### Task to carry out
You are to retype all of the data exactly as it appears.

### Records shown
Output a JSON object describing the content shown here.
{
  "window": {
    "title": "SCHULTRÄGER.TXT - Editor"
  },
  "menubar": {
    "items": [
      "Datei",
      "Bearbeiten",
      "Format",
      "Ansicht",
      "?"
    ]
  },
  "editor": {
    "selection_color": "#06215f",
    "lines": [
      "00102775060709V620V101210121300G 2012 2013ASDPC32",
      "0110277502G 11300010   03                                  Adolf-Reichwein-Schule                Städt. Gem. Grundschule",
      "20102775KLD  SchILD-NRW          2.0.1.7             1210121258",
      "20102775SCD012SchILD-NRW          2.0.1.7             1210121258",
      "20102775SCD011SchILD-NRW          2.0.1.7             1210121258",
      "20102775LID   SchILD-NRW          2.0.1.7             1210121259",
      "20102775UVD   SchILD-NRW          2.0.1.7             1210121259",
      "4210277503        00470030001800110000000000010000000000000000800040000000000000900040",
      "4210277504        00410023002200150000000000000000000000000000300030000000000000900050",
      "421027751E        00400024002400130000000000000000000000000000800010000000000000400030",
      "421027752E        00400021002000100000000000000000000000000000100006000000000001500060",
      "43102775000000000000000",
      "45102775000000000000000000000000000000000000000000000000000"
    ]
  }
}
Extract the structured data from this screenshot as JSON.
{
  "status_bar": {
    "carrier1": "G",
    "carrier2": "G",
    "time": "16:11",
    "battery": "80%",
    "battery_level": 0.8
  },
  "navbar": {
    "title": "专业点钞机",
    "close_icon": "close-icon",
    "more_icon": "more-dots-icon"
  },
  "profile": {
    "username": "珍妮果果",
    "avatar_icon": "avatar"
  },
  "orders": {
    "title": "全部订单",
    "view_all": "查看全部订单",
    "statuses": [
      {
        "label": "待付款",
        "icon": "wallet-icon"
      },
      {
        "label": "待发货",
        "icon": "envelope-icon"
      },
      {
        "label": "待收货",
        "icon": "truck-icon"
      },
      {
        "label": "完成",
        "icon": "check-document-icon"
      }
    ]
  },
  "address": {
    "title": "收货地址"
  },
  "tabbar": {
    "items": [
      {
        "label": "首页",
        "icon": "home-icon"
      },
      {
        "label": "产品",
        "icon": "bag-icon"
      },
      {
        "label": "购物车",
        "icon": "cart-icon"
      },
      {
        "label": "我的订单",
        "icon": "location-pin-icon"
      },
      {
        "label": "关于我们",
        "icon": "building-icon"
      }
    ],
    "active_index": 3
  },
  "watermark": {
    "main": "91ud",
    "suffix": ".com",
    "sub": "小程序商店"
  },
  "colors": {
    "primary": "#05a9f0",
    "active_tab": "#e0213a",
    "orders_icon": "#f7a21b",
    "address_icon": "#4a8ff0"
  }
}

### Full response
Output a JSON object describing the content shown here.
{
  "window": {
    "title": "SCHULTRÄGER.TXT - Editor"
  },
  "menubar": {
    "items": [
      "Datei",
      "Bearbeiten",
      "Format",
      "Ansicht",
      "?"
    ]
  },
  "editor": {
    "selection_color": "#06215f",
    "lines": [
      "00102775060709V620V101210121300G 2012 2013ASDPC32",
      "0110277502G 11300010   03                                  Adolf-Reichwein-Schule                Städt. Gem. Grundschule",
      "20102775KLD  SchILD-NRW          2.0.1.7             1210121258",
      "20102775SCD012SchILD-NRW          2.0.1.7             1210121258",
      "20102775SCD011SchILD-NRW          2.0.1.7             1210121258",
      "20102775LID   SchILD-NRW          2.0.1.7             1210121259",
      "20102775UVD   SchILD-NRW          2.0.1.7             1210121259",
      "4210277503        00470030001800110000000000010000000000000000800040000000000000900040",
      "4210277504        00410023002200150000000000000000000000000000300030000000000000900050",
      "421027751E        00400024002400130000000000000000000000000000800010000000000000400030",
      "421027752E        00400021002000100000000000000000000000000000100006000000000001500060",
      "43102775000000000000000",
      "45102775000000000000000000000000000000000000000000000000000"
    ]
  }
}
Extract the structured data from this screenshot as JSON.
{
  "status_bar": {
    "carrier1": "G",
    "carrier2": "G",
    "time": "16:11",
    "battery": "80%",
    "battery_level": 0.8
  },
  "navbar": {
    "title": "专业点钞机",
    "close_icon": "close-icon",
    "more_icon": "more-dots-icon"
  },
  "profile": {
    "username": "珍妮果果",
    "avatar_icon": "avatar"
  },
  "orders": {
    "title": "全部订单",
    "view_all": "查看全部订单",
    "statuses": [
      {
        "label": "待付款",
        "icon": "wallet-icon"
      },
      {
        "label": "待发货",
        "icon": "envelope-icon"
      },
      {
        "label": "待收货",
        "icon": "truck-icon"
      },
      {
        "label": "完成",
        "icon": "check-document-icon"
      }
    ]
  },
  "address": {
    "title": "收货地址"
  },
  "tabbar": {
    "items": [
      {
        "label": "首页",
        "icon": "home-icon"
      },
      {
        "label": "产品",
        "icon": "bag-icon"
      },
      {
        "label": "购物车",
        "icon": "cart-icon"
      },
      {
        "label": "我的订单",
        "icon": "location-pin-icon"
      },
      {
        "label": "关于我们",
        "icon": "building-icon"
      }
    ],
    "active_index": 3
  },
  "watermark": {
    "main": "91ud",
    "suffix": ".com",
    "sub": "小程序商店"
  },
  "colors": {
    "primary": "#05a9f0",
    "active_tab": "#e0213a",
    "orders_icon": "#f7a21b",
    "address_icon": "#4a8ff0"
  }
}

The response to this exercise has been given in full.